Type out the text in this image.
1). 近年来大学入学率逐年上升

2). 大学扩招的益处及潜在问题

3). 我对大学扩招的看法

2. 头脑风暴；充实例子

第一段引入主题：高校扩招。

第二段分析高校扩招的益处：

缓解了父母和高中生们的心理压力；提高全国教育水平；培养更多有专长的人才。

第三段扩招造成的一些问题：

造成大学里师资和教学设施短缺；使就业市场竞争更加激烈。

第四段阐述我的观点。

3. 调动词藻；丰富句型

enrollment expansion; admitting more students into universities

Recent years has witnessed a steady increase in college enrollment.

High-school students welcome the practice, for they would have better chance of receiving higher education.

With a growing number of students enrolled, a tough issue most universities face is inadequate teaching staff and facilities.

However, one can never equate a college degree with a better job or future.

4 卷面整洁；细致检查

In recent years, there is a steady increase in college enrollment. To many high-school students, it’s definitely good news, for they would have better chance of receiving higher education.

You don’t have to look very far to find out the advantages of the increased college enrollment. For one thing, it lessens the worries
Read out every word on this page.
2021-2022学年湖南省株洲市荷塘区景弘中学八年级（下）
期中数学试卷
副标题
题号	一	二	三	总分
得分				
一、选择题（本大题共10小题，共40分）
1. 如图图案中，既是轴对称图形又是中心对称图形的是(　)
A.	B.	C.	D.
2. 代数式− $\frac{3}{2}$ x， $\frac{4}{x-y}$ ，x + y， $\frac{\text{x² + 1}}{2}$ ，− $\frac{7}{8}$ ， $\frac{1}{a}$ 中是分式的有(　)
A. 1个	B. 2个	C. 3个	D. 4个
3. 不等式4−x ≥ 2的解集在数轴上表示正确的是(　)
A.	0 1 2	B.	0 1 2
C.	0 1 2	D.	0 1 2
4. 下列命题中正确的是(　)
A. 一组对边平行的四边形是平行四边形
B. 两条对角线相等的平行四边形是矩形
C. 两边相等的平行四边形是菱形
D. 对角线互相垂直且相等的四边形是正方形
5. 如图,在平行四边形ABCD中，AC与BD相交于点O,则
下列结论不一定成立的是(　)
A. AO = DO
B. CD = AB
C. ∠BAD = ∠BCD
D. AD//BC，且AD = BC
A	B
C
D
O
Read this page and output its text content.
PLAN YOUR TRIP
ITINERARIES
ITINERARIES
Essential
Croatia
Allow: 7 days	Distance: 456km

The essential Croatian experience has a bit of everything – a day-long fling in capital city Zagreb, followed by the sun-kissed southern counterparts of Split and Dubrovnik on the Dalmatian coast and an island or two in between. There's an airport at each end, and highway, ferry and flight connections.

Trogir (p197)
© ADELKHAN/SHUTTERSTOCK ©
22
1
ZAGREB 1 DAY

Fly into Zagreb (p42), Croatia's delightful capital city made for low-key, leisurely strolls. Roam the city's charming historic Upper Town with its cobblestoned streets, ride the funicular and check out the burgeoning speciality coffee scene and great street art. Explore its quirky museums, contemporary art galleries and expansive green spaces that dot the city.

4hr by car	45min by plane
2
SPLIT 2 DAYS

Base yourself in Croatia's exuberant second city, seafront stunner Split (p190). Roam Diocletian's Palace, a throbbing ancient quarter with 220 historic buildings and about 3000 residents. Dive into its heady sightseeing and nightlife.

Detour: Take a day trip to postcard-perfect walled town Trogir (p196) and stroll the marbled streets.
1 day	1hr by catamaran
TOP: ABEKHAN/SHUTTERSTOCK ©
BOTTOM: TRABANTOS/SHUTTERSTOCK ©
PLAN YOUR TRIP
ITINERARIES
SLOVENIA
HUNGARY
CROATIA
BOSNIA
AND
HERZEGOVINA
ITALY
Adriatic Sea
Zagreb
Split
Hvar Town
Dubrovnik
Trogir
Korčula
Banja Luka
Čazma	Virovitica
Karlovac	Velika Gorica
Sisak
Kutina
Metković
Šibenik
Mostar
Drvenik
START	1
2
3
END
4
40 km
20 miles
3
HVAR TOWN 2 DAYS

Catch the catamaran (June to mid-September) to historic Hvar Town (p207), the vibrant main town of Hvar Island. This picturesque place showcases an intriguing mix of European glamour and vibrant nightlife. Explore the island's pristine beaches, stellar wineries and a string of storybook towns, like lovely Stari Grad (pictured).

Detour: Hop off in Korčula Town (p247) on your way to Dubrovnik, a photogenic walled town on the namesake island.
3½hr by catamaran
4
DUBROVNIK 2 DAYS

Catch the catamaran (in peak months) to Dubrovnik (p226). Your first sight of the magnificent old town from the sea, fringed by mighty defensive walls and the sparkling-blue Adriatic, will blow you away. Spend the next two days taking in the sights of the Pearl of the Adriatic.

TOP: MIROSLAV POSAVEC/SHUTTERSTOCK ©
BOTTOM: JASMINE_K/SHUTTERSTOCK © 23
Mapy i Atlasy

★ ★ ★ ★

> [Required task]: Across the records, how many lines contain "they"? Only the number should be given.

> [Response]: 2